GIVEN INSTRUCTION =>
Return every entry exactly.

RECORDS PROVIDED =>

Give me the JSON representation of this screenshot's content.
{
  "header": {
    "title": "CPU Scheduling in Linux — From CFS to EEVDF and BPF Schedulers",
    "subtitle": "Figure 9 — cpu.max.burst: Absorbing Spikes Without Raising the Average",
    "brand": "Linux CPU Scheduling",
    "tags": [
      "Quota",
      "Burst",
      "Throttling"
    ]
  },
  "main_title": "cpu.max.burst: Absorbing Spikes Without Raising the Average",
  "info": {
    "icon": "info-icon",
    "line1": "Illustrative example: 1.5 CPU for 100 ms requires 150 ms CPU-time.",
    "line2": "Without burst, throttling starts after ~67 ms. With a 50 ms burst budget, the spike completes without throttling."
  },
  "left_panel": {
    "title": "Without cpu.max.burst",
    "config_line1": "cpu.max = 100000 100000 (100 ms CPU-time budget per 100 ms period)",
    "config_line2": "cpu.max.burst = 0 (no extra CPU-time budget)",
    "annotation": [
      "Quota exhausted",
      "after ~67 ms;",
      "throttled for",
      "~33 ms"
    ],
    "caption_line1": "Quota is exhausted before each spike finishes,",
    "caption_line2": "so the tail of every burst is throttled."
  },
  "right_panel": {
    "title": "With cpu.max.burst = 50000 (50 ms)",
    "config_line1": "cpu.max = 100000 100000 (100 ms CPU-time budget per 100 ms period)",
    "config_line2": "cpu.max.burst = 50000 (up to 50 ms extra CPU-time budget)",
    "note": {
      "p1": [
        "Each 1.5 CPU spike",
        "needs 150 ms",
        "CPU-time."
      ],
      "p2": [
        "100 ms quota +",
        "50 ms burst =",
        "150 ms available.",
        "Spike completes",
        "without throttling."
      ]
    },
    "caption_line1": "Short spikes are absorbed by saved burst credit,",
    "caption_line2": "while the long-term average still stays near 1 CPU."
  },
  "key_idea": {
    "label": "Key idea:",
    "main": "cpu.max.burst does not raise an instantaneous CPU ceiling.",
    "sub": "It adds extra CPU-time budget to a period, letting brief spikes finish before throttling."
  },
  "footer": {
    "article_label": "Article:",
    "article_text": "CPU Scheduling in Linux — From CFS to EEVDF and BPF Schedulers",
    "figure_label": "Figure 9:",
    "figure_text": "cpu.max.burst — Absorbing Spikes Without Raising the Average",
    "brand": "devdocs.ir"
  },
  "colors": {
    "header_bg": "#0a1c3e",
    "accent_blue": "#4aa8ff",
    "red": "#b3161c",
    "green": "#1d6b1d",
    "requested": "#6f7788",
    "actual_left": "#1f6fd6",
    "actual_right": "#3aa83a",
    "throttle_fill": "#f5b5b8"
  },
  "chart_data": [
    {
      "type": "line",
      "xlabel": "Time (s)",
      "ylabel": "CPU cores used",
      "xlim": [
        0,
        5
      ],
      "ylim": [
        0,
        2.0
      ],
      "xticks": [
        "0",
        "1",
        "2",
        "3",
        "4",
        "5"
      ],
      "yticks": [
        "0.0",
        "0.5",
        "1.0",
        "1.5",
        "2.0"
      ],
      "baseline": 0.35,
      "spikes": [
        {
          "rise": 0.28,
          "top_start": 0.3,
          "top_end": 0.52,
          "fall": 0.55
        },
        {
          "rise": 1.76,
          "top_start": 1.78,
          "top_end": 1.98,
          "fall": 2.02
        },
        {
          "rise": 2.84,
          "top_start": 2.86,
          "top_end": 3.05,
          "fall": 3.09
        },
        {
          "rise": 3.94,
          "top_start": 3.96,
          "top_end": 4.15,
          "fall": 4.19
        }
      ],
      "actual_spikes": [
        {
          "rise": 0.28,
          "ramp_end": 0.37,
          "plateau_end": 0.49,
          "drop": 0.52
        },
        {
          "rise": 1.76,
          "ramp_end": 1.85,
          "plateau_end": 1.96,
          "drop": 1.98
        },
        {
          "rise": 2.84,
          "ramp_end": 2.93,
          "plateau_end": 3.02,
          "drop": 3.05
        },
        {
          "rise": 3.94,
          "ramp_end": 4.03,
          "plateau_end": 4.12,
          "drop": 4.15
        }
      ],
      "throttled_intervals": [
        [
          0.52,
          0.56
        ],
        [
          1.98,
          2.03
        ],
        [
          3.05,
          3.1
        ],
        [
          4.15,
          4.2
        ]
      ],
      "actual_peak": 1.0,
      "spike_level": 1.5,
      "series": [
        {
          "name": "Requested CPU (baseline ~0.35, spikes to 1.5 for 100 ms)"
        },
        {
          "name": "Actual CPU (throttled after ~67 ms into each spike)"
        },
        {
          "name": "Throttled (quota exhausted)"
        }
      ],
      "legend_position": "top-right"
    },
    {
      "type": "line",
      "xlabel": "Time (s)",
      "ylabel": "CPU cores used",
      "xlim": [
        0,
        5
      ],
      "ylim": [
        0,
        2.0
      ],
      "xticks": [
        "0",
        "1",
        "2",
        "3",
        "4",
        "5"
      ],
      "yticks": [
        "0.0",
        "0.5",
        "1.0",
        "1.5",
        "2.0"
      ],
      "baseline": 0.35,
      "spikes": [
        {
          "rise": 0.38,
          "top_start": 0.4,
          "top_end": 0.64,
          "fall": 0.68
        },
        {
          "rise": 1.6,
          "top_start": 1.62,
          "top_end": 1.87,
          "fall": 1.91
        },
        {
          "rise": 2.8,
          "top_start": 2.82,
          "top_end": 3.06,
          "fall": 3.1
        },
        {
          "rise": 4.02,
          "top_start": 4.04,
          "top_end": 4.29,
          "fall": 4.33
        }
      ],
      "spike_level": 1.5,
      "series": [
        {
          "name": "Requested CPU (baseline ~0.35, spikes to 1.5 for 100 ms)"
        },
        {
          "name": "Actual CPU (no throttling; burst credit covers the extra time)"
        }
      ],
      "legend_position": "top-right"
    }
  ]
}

EXPECTED ANSWER =>
Give me the JSON representation of this screenshot's content.
{
  "header": {
    "title": "CPU Scheduling in Linux — From CFS to EEVDF and BPF Schedulers",
    "subtitle": "Figure 9 — cpu.max.burst: Absorbing Spikes Without Raising the Average",
    "brand": "Linux CPU Scheduling",
    "tags": [
      "Quota",
      "Burst",
      "Throttling"
    ]
  },
  "main_title": "cpu.max.burst: Absorbing Spikes Without Raising the Average",
  "info": {
    "icon": "info-icon",
    "line1": "Illustrative example: 1.5 CPU for 100 ms requires 150 ms CPU-time.",
    "line2": "Without burst, throttling starts after ~67 ms. With a 50 ms burst budget, the spike completes without throttling."
  },
  "left_panel": {
    "title": "Without cpu.max.burst",
    "config_line1": "cpu.max = 100000 100000 (100 ms CPU-time budget per 100 ms period)",
    "config_line2": "cpu.max.burst = 0 (no extra CPU-time budget)",
    "annotation": [
      "Quota exhausted",
      "after ~67 ms;",
      "throttled for",
      "~33 ms"
    ],
    "caption_line1": "Quota is exhausted before each spike finishes,",
    "caption_line2": "so the tail of every burst is throttled."
  },
  "right_panel": {
    "title": "With cpu.max.burst = 50000 (50 ms)",
    "config_line1": "cpu.max = 100000 100000 (100 ms CPU-time budget per 100 ms period)",
    "config_line2": "cpu.max.burst = 50000 (up to 50 ms extra CPU-time budget)",
    "note": {
      "p1": [
        "Each 1.5 CPU spike",
        "needs 150 ms",
        "CPU-time."
      ],
      "p2": [
        "100 ms quota +",
        "50 ms burst =",
        "150 ms available.",
        "Spike completes",
        "without throttling."
      ]
    },
    "caption_line1": "Short spikes are absorbed by saved burst credit,",
    "caption_line2": "while the long-term average still stays near 1 CPU."
  },
  "key_idea": {
    "label": "Key idea:",
    "main": "cpu.max.burst does not raise an instantaneous CPU ceiling.",
    "sub": "It adds extra CPU-time budget to a period, letting brief spikes finish before throttling."
  },
  "footer": {
    "article_label": "Article:",
    "article_text": "CPU Scheduling in Linux — From CFS to EEVDF and BPF Schedulers",
    "figure_label": "Figure 9:",
    "figure_text": "cpu.max.burst — Absorbing Spikes Without Raising the Average",
    "brand": "devdocs.ir"
  },
  "colors": {
    "header_bg": "#0a1c3e",
    "accent_blue": "#4aa8ff",
    "red": "#b3161c",
    "green": "#1d6b1d",
    "requested": "#6f7788",
    "actual_left": "#1f6fd6",
    "actual_right": "#3aa83a",
    "throttle_fill": "#f5b5b8"
  },
  "chart_data": [
    {
      "type": "line",
      "xlabel": "Time (s)",
      "ylabel": "CPU cores used",
      "xlim": [
        0,
        5
      ],
      "ylim": [
        0,
        2.0
      ],
      "xticks": [
        "0",
        "1",
        "2",
        "3",
        "4",
        "5"
      ],
      "yticks": [
        "0.0",
        "0.5",
        "1.0",
        "1.5",
        "2.0"
      ],
      "baseline": 0.35,
      "spikes": [
        {
          "rise": 0.28,
          "top_start": 0.3,
          "top_end": 0.52,
          "fall": 0.55
        },
        {
          "rise": 1.76,
          "top_start": 1.78,
          "top_end": 1.98,
          "fall": 2.02
        },
        {
          "rise": 2.84,
          "top_start": 2.86,
          "top_end": 3.05,
          "fall": 3.09
        },
        {
          "rise": 3.94,
          "top_start": 3.96,
          "top_end": 4.15,
          "fall": 4.19
        }
      ],
      "actual_spikes": [
        {
          "rise": 0.28,
          "ramp_end": 0.37,
          "plateau_end": 0.49,
          "drop": 0.52
        },
        {
          "rise": 1.76,
          "ramp_end": 1.85,
          "plateau_end": 1.96,
          "drop": 1.98
        },
        {
          "rise": 2.84,
          "ramp_end": 2.93,
          "plateau_end": 3.02,
          "drop": 3.05
        },
        {
          "rise": 3.94,
          "ramp_end": 4.03,
          "plateau_end": 4.12,
          "drop": 4.15
        }
      ],
      "throttled_intervals": [
        [
          0.52,
          0.56
        ],
        [
          1.98,
          2.03
        ],
        [
          3.05,
          3.1
        ],
        [
          4.15,
          4.2
        ]
      ],
      "actual_peak": 1.0,
      "spike_level": 1.5,
      "series": [
        {
          "name": "Requested CPU (baseline ~0.35, spikes to 1.5 for 100 ms)"
        },
        {
          "name": "Actual CPU (throttled after ~67 ms into each spike)"
        },
        {
          "name": "Throttled (quota exhausted)"
        }
      ],
      "legend_position": "top-right"
    },
    {
      "type": "line",
      "xlabel": "Time (s)",
      "ylabel": "CPU cores used",
      "xlim": [
        0,
        5
      ],
      "ylim": [
        0,
        2.0
      ],
      "xticks": [
        "0",
        "1",
        "2",
        "3",
        "4",
        "5"
      ],
      "yticks": [
        "0.0",
        "0.5",
        "1.0",
        "1.5",
        "2.0"
      ],
      "baseline": 0.35,
      "spikes": [
        {
          "rise": 0.38,
          "top_start": 0.4,
          "top_end": 0.64,
          "fall": 0.68
        },
        {
          "rise": 1.6,
          "top_start": 1.62,
          "top_end": 1.87,
          "fall": 1.91
        },
        {
          "rise": 2.8,
          "top_start": 2.82,
          "top_end": 3.06,
          "fall": 3.1
        },
        {
          "rise": 4.02,
          "top_start": 4.04,
          "top_end": 4.29,
          "fall": 4.33
        }
      ],
      "spike_level": 1.5,
      "series": [
        {
          "name": "Requested CPU (baseline ~0.35, spikes to 1.5 for 100 ms)"
        },
        {
          "name": "Actual CPU (no throttling; burst credit covers the extra time)"
        }
      ],
      "legend_position": "top-right"
    }
  ]
}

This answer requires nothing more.